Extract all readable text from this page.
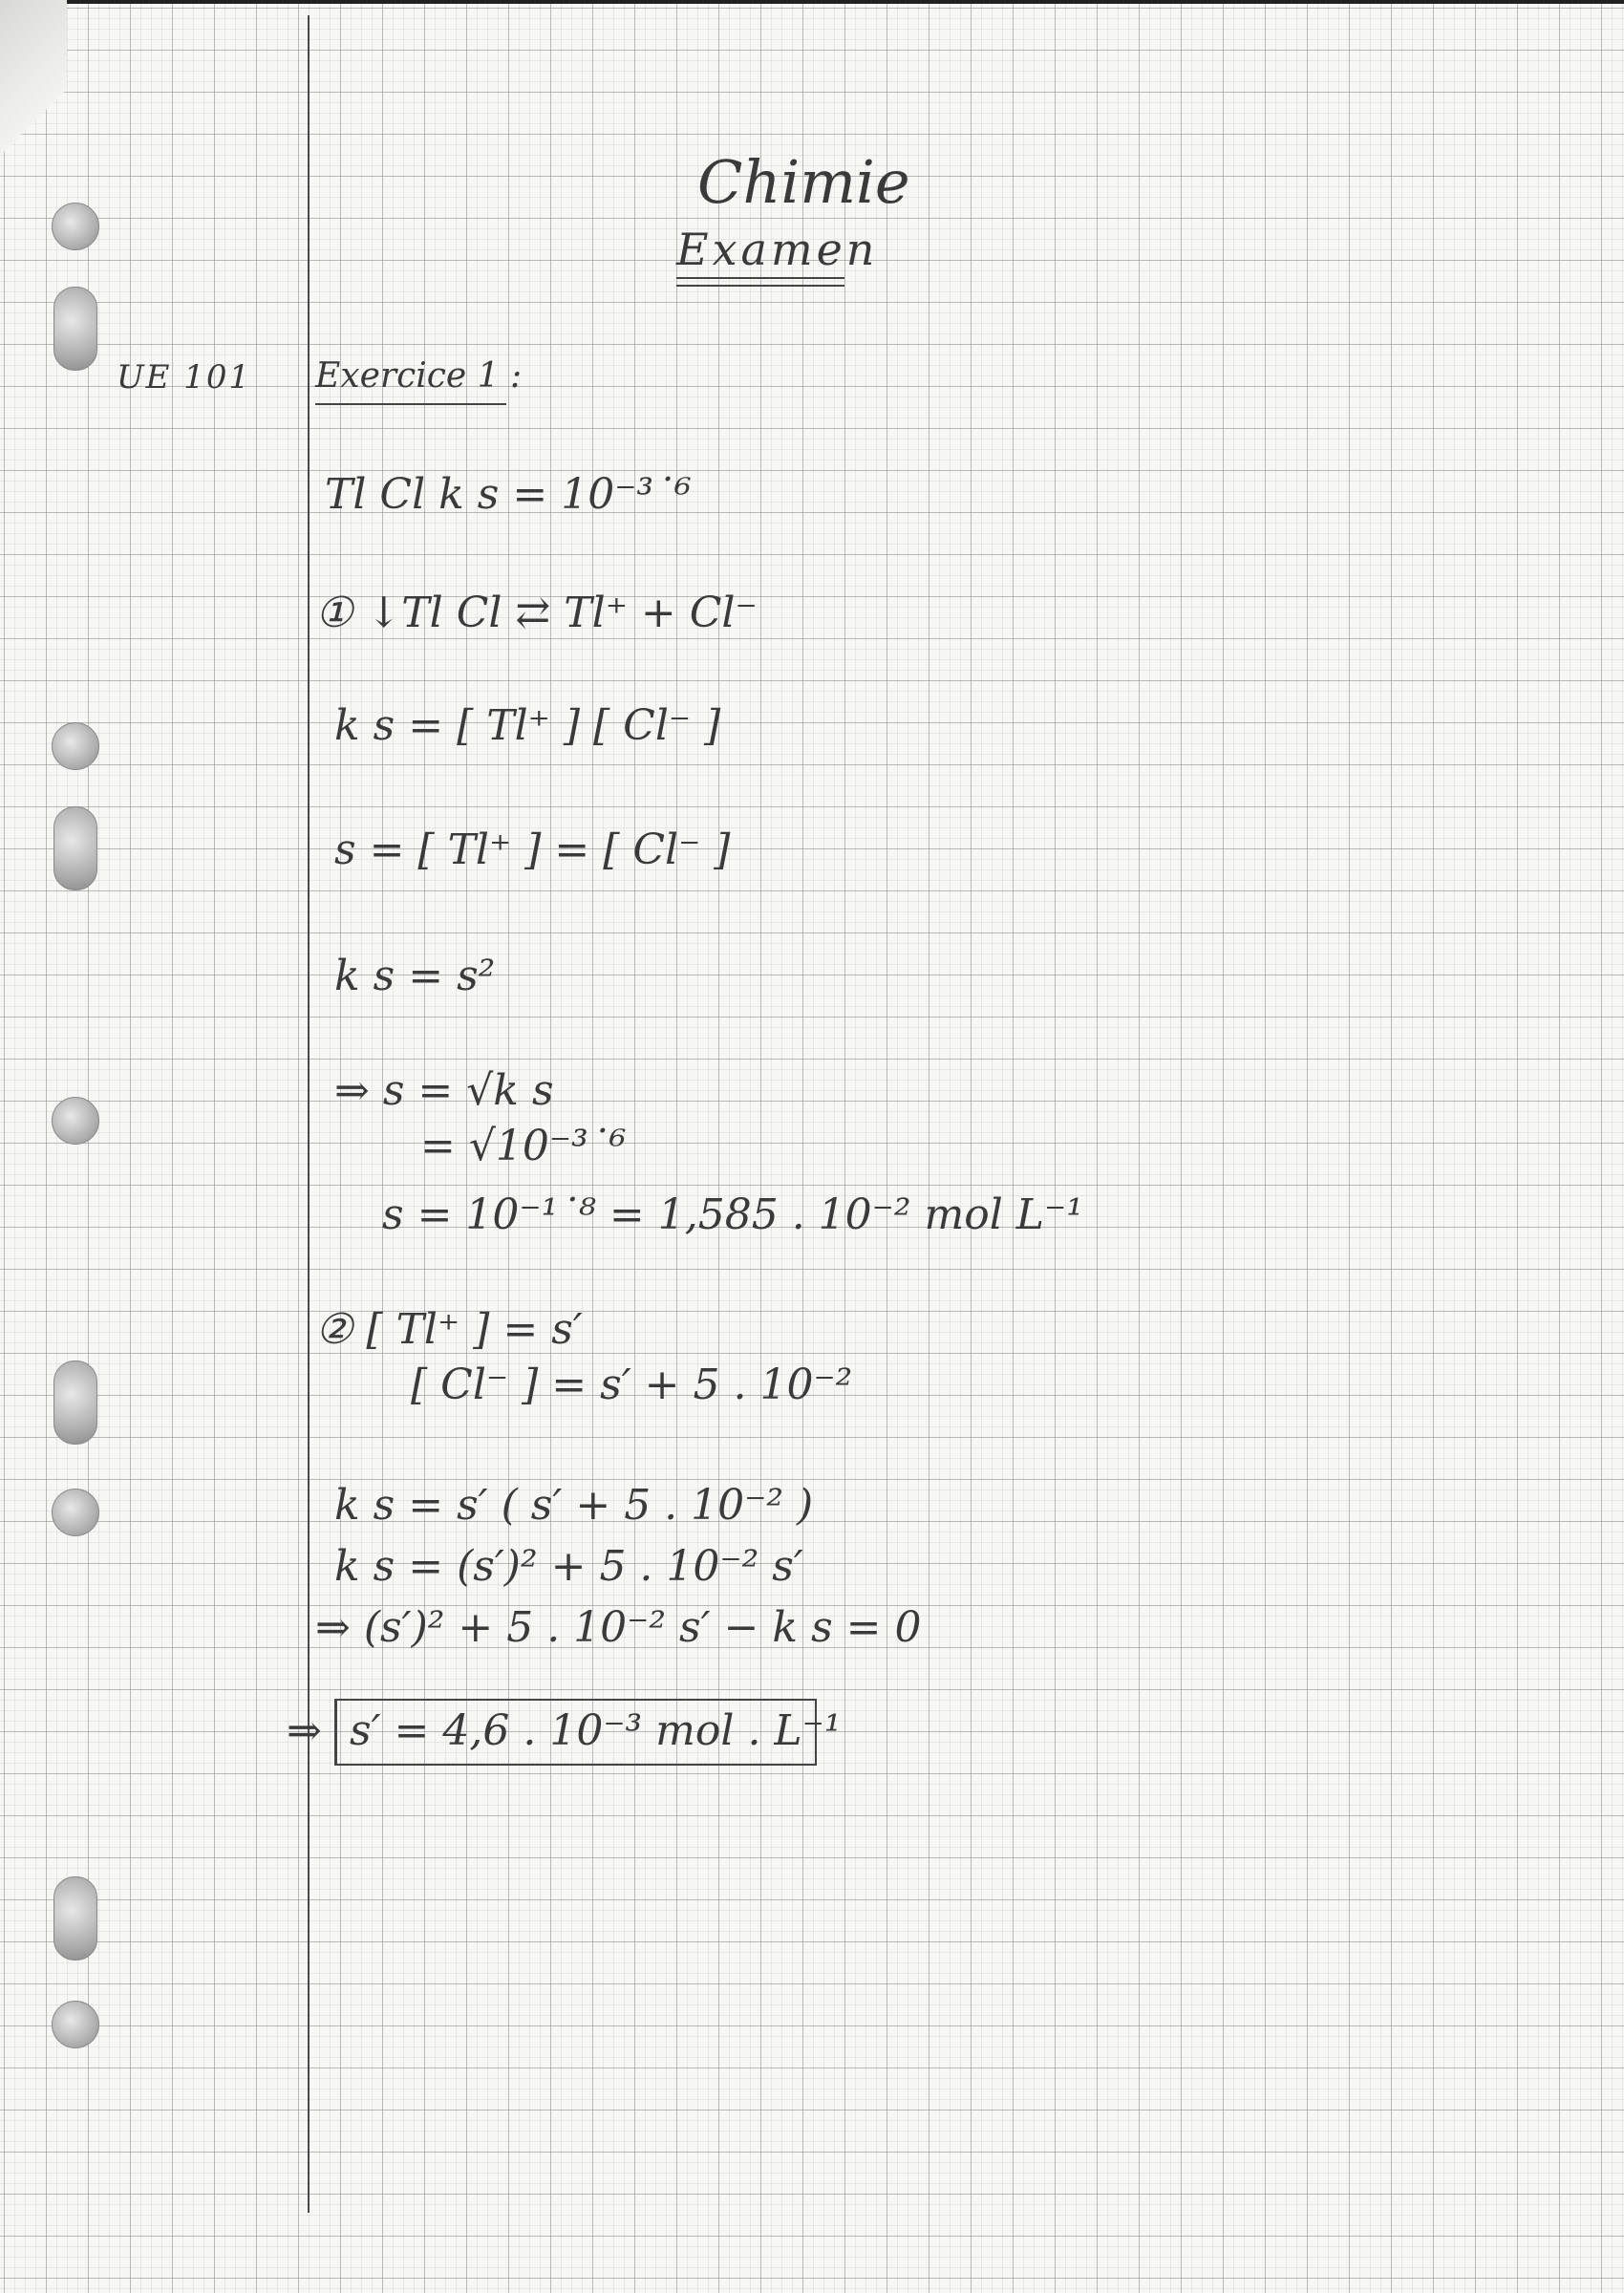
Chimie

Examen

UE 101 Exercice 1 :

Tl Cl k s = 10⁻³˙⁶

① ↓Tl Cl ⇄ Tl⁺ + Cl⁻

k s = [ Tl⁺ ] [ Cl⁻ ]

s = [ Tl⁺ ] = [ Cl⁻ ]

k s = s²

⇒ s = √k s

= √10⁻³˙⁶

s = 10⁻¹˙⁸ = 1,585 . 10⁻² mol L⁻¹

② [ Tl⁺ ] = s′

[ Cl⁻ ] = s′ + 5 . 10⁻²

k s = s′ ( s′ + 5 . 10⁻² )

k s = (s′)² + 5 . 10⁻² s′

⇒ (s′)² + 5 . 10⁻² s′ − k s = 0

⇒ s′ = 4,6 . 10⁻³ mol . L⁻¹
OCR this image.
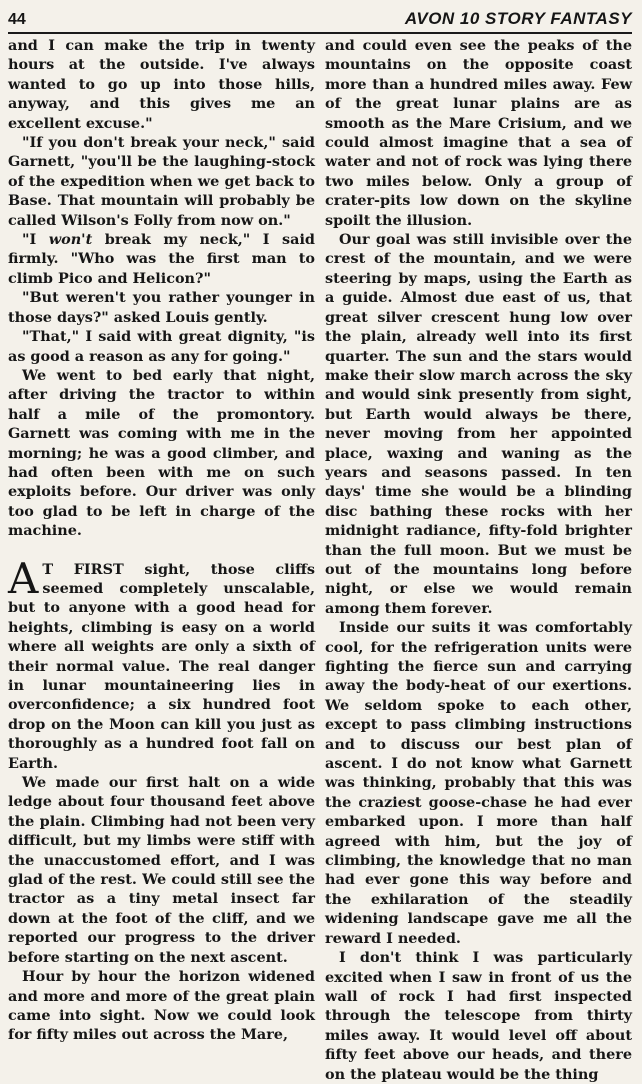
44	AVON 10 STORY FANTASY

and I can make the trip in twenty hours at the outside. I've always wanted to go up into those hills, anyway, and this gives me an excellent excuse."

"If you don't break your neck," said Garnett, "you'll be the laughing-stock of the expedition when we get back to Base. That mountain will probably be called Wilson's Folly from now on."

"I won't break my neck," I said firmly. "Who was the first man to climb Pico and Helicon?"

"But weren't you rather younger in those days?" asked Louis gently.

"That," I said with great dignity, "is as good a reason as any for going."

We went to bed early that night, after driving the tractor to within half a mile of the promontory. Garnett was coming with me in the morning; he was a good climber, and had often been with me on such exploits before. Our driver was only too glad to be left in charge of the machine.

A T FIRST sight, those cliffs seemed completely unscalable, but to anyone with a good head for heights, climbing is easy on a world where all weights are only a sixth of their normal value. The real danger in lunar mountaineering lies in overconfidence; a six hundred foot drop on the Moon can kill you just as thoroughly as a hundred foot fall on Earth.

We made our first halt on a wide ledge about four thousand feet above the plain. Climbing had not been very difficult, but my limbs were stiff with the unaccustomed effort, and I was glad of the rest. We could still see the tractor as a tiny metal insect far down at the foot of the cliff, and we reported our progress to the driver before starting on the next ascent.

Hour by hour the horizon widened and more and more of the great plain came into sight. Now we could look for fifty miles out across the Mare,

and could even see the peaks of the mountains on the opposite coast more than a hundred miles away. Few of the great lunar plains are as smooth as the Mare Crisium, and we could almost imagine that a sea of water and not of rock was lying there two miles below. Only a group of crater-pits low down on the skyline spoilt the illusion.

Our goal was still invisible over the crest of the mountain, and we were steering by maps, using the Earth as a guide. Almost due east of us, that great silver crescent hung low over the plain, already well into its first quarter. The sun and the stars would make their slow march across the sky and would sink presently from sight, but Earth would always be there, never moving from her appointed place, waxing and waning as the years and seasons passed. In ten days' time she would be a blinding disc bathing these rocks with her midnight radiance, fifty-fold brighter than the full moon. But we must be out of the mountains long before night, or else we would remain among them forever.

Inside our suits it was comfortably cool, for the refrigeration units were fighting the fierce sun and carrying away the body-heat of our exertions. We seldom spoke to each other, except to pass climbing instructions and to discuss our best plan of ascent. I do not know what Garnett was thinking, probably that this was the craziest goose-chase he had ever embarked upon. I more than half agreed with him, but the joy of climbing, the knowledge that no man had ever gone this way before and the exhilaration of the steadily widening landscape gave me all the reward I needed.

I don't think I was particularly excited when I saw in front of us the wall of rock I had first inspected through the telescope from thirty miles away. It would level off about fifty feet above our heads, and there on the plateau would be the thing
□ □ □ □ □ □ □
→ **Written instruction**
Retype all entries exactly as they appear, dropping the images.

→ **Worked answer**
Extract all readable text from this page.
Chimie

Examen

UE 101 Exercice 1 :

Tl Cl k s = 10⁻³˙⁶

① ↓Tl Cl ⇄ Tl⁺ + Cl⁻

k s = [ Tl⁺ ] [ Cl⁻ ]

s = [ Tl⁺ ] = [ Cl⁻ ]

k s = s²

⇒ s = √k s

= √10⁻³˙⁶

s = 10⁻¹˙⁸ = 1,585 . 10⁻² mol L⁻¹

② [ Tl⁺ ] = s′

[ Cl⁻ ] = s′ + 5 . 10⁻²

k s = s′ ( s′ + 5 . 10⁻² )

k s = (s′)² + 5 . 10⁻² s′

⇒ (s′)² + 5 . 10⁻² s′ − k s = 0

⇒ s′ = 4,6 . 10⁻³ mol . L⁻¹
OCR this image.
44	AVON 10 STORY FANTASY

and I can make the trip in twenty hours at the outside. I've always wanted to go up into those hills, anyway, and this gives me an excellent excuse."

"If you don't break your neck," said Garnett, "you'll be the laughing-stock of the expedition when we get back to Base. That mountain will probably be called Wilson's Folly from now on."

"I won't break my neck," I said firmly. "Who was the first man to climb Pico and Helicon?"

"But weren't you rather younger in those days?" asked Louis gently.

"That," I said with great dignity, "is as good a reason as any for going."

We went to bed early that night, after driving the tractor to within half a mile of the promontory. Garnett was coming with me in the morning; he was a good climber, and had often been with me on such exploits before. Our driver was only too glad to be left in charge of the machine.

A T FIRST sight, those cliffs seemed completely unscalable, but to anyone with a good head for heights, climbing is easy on a world where all weights are only a sixth of their normal value. The real danger in lunar mountaineering lies in overconfidence; a six hundred foot drop on the Moon can kill you just as thoroughly as a hundred foot fall on Earth.

We made our first halt on a wide ledge about four thousand feet above the plain. Climbing had not been very difficult, but my limbs were stiff with the unaccustomed effort, and I was glad of the rest. We could still see the tractor as a tiny metal insect far down at the foot of the cliff, and we reported our progress to the driver before starting on the next ascent.

Hour by hour the horizon widened and more and more of the great plain came into sight. Now we could look for fifty miles out across the Mare,

and could even see the peaks of the mountains on the opposite coast more than a hundred miles away. Few of the great lunar plains are as smooth as the Mare Crisium, and we could almost imagine that a sea of water and not of rock was lying there two miles below. Only a group of crater-pits low down on the skyline spoilt the illusion.

Our goal was still invisible over the crest of the mountain, and we were steering by maps, using the Earth as a guide. Almost due east of us, that great silver crescent hung low over the plain, already well into its first quarter. The sun and the stars would make their slow march across the sky and would sink presently from sight, but Earth would always be there, never moving from her appointed place, waxing and waning as the years and seasons passed. In ten days' time she would be a blinding disc bathing these rocks with her midnight radiance, fifty-fold brighter than the full moon. But we must be out of the mountains long before night, or else we would remain among them forever.

Inside our suits it was comfortably cool, for the refrigeration units were fighting the fierce sun and carrying away the body-heat of our exertions. We seldom spoke to each other, except to pass climbing instructions and to discuss our best plan of ascent. I do not know what Garnett was thinking, probably that this was the craziest goose-chase he had ever embarked upon. I more than half agreed with him, but the joy of climbing, the knowledge that no man had ever gone this way before and the exhilaration of the steadily widening landscape gave me all the reward I needed.

I don't think I was particularly excited when I saw in front of us the wall of rock I had first inspected through the telescope from thirty miles away. It would level off about fifty feet above our heads, and there on the plateau would be the thing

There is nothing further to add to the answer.